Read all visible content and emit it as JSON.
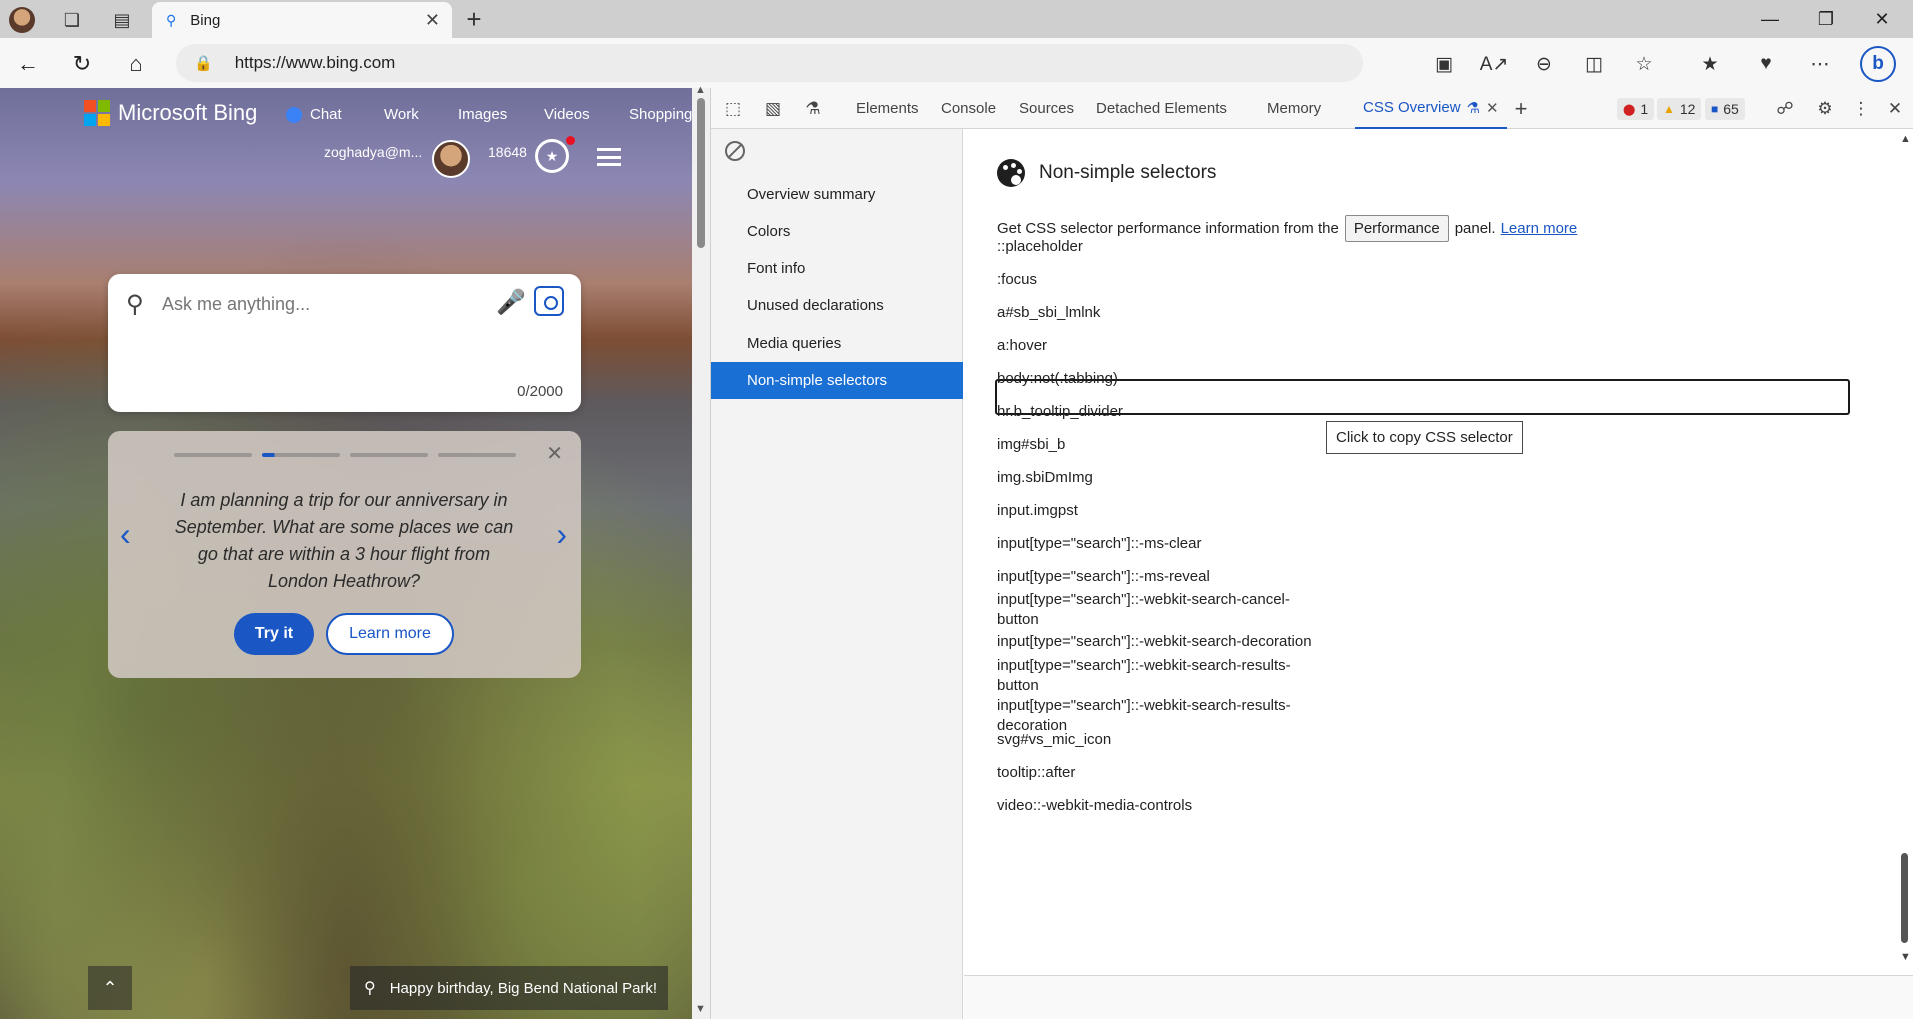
{
  "browser": {
    "tab": {
      "title": "Bing",
      "favicon": "search-icon"
    },
    "url": "https://www.bing.com"
  },
  "bing": {
    "brand": "Microsoft Bing",
    "nav": [
      "Chat",
      "Work",
      "Images",
      "Videos",
      "Shopping"
    ],
    "user_name": "zoghadya@m...",
    "reward_points": "18648",
    "search": {
      "placeholder": "Ask me anything...",
      "char_count": "0/2000"
    },
    "suggestion": {
      "text": "I am planning a trip for our anniversary in September. What are some places we can go that are within a 3 hour flight from London Heathrow?",
      "try_label": "Try it",
      "learn_label": "Learn more",
      "dots_total": 4,
      "dots_active": 2
    },
    "caption": "Happy birthday, Big Bend National Park!"
  },
  "devtools": {
    "tabs": [
      "Elements",
      "Console",
      "Sources",
      "Detached Elements",
      "Memory",
      "CSS Overview"
    ],
    "active_tab": "CSS Overview",
    "badges": {
      "errors": "1",
      "warnings": "12",
      "info": "65"
    },
    "sidebar": {
      "items": [
        "Overview summary",
        "Colors",
        "Font info",
        "Unused declarations",
        "Media queries",
        "Non-simple selectors"
      ],
      "active": "Non-simple selectors"
    },
    "main": {
      "title": "Non-simple selectors",
      "info_prefix": "Get CSS selector performance information from the",
      "performance_button": "Performance",
      "info_suffix": "panel.",
      "learn_more": "Learn more",
      "selectors": [
        "::placeholder",
        ":focus",
        "a#sb_sbi_lmlnk",
        "a:hover",
        "body:not(.tabbing)",
        "hr.b_tooltip_divider",
        "img#sbi_b",
        "img.sbiDmImg",
        "input.imgpst",
        "input[type=\"search\"]::-ms-clear",
        "input[type=\"search\"]::-ms-reveal",
        "input[type=\"search\"]::-webkit-search-cancel-\nbutton",
        "input[type=\"search\"]::-webkit-search-decoration",
        "input[type=\"search\"]::-webkit-search-results-\nbutton",
        "input[type=\"search\"]::-webkit-search-results-\ndecoration",
        "svg#vs_mic_icon",
        "tooltip::after",
        "video::-webkit-media-controls"
      ],
      "tooltip": "Click to copy CSS selector"
    }
  }
}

----------

Leave the pictures out and reproduce each record exactly as written.

Read all visible content and emit it as JSON.
{
  "browser": {
    "tab": {
      "title": "Bing",
      "favicon": "search-icon"
    },
    "url": "https://www.bing.com"
  },
  "bing": {
    "brand": "Microsoft Bing",
    "nav": [
      "Chat",
      "Work",
      "Images",
      "Videos",
      "Shopping"
    ],
    "user_name": "zoghadya@m...",
    "reward_points": "18648",
    "search": {
      "placeholder": "Ask me anything...",
      "char_count": "0/2000"
    },
    "suggestion": {
      "text": "I am planning a trip for our anniversary in September. What are some places we can go that are within a 3 hour flight from London Heathrow?",
      "try_label": "Try it",
      "learn_label": "Learn more",
      "dots_total": 4,
      "dots_active": 2
    },
    "caption": "Happy birthday, Big Bend National Park!"
  },
  "devtools": {
    "tabs": [
      "Elements",
      "Console",
      "Sources",
      "Detached Elements",
      "Memory",
      "CSS Overview"
    ],
    "active_tab": "CSS Overview",
    "badges": {
      "errors": "1",
      "warnings": "12",
      "info": "65"
    },
    "sidebar": {
      "items": [
        "Overview summary",
        "Colors",
        "Font info",
        "Unused declarations",
        "Media queries",
        "Non-simple selectors"
      ],
      "active": "Non-simple selectors"
    },
    "main": {
      "title": "Non-simple selectors",
      "info_prefix": "Get CSS selector performance information from the",
      "performance_button": "Performance",
      "info_suffix": "panel.",
      "learn_more": "Learn more",
      "selectors": [
        "::placeholder",
        ":focus",
        "a#sb_sbi_lmlnk",
        "a:hover",
        "body:not(.tabbing)",
        "hr.b_tooltip_divider",
        "img#sbi_b",
        "img.sbiDmImg",
        "input.imgpst",
        "input[type=\"search\"]::-ms-clear",
        "input[type=\"search\"]::-ms-reveal",
        "input[type=\"search\"]::-webkit-search-cancel-\nbutton",
        "input[type=\"search\"]::-webkit-search-decoration",
        "input[type=\"search\"]::-webkit-search-results-\nbutton",
        "input[type=\"search\"]::-webkit-search-results-\ndecoration",
        "svg#vs_mic_icon",
        "tooltip::after",
        "video::-webkit-media-controls"
      ],
      "tooltip": "Click to copy CSS selector"
    }
  }
}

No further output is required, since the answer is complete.